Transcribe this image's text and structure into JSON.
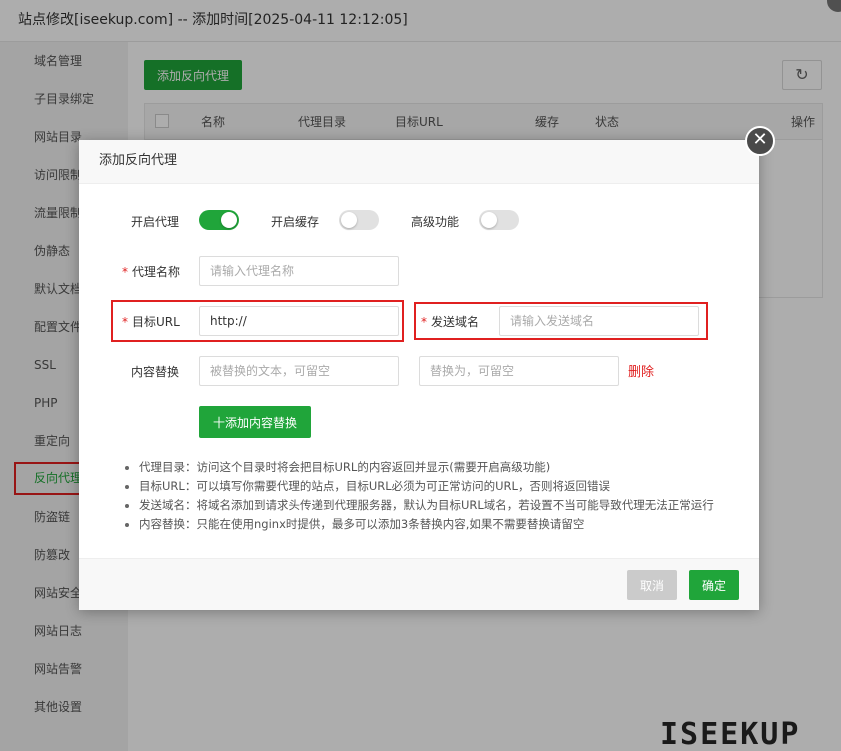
{
  "window": {
    "title": "站点修改[iseekup.com] -- 添加时间[2025-04-11 12:12:05]"
  },
  "sidebar": {
    "items": [
      {
        "label": "域名管理"
      },
      {
        "label": "子目录绑定"
      },
      {
        "label": "网站目录"
      },
      {
        "label": "访问限制"
      },
      {
        "label": "流量限制"
      },
      {
        "label": "伪静态"
      },
      {
        "label": "默认文档"
      },
      {
        "label": "配置文件"
      },
      {
        "label": "SSL"
      },
      {
        "label": "PHP"
      },
      {
        "label": "重定向"
      },
      {
        "label": "反向代理"
      },
      {
        "label": "防盗链"
      },
      {
        "label": "防篡改"
      },
      {
        "label": "网站安全"
      },
      {
        "label": "网站日志"
      },
      {
        "label": "网站告警"
      },
      {
        "label": "其他设置"
      }
    ]
  },
  "main": {
    "add_button": "添加反向代理",
    "refresh_icon": "refresh-icon",
    "table_headers": [
      "名称",
      "代理目录",
      "目标URL",
      "缓存",
      "状态",
      "操作"
    ]
  },
  "dialog": {
    "title": "添加反向代理",
    "close_icon": "close-icon",
    "toggles": {
      "proxy_label": "开启代理",
      "proxy_on": true,
      "cache_label": "开启缓存",
      "cache_on": false,
      "advanced_label": "高级功能",
      "advanced_on": false
    },
    "fields": {
      "name_label": "代理名称",
      "name_placeholder": "请输入代理名称",
      "url_label": "目标URL",
      "url_value": "http://",
      "host_label": "发送域名",
      "host_placeholder": "请输入发送域名",
      "replace_label": "内容替换",
      "replace_from_placeholder": "被替换的文本，可留空",
      "replace_to_placeholder": "替换为，可留空",
      "required_mark": "*"
    },
    "delete_link": "删除",
    "add_replace_button": "添加内容替换",
    "add_replace_plus": "十",
    "tips": [
      "代理目录：访问这个目录时将会把目标URL的内容返回并显示(需要开启高级功能)",
      "目标URL：可以填写你需要代理的站点，目标URL必须为可正常访问的URL，否则将返回错误",
      "发送域名：将域名添加到请求头传递到代理服务器，默认为目标URL域名，若设置不当可能导致代理无法正常运行",
      "内容替换：只能在使用nginx时提供，最多可以添加3条替换内容,如果不需要替换请留空"
    ],
    "cancel_button": "取消",
    "confirm_button": "确定"
  },
  "watermark": "ISEEKUP",
  "colors": {
    "accent": "#20a53a",
    "danger": "#e02020"
  }
}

- - - - -

Instructions for the task
Count each line with "title" in it and report that figure by itself.

Response
2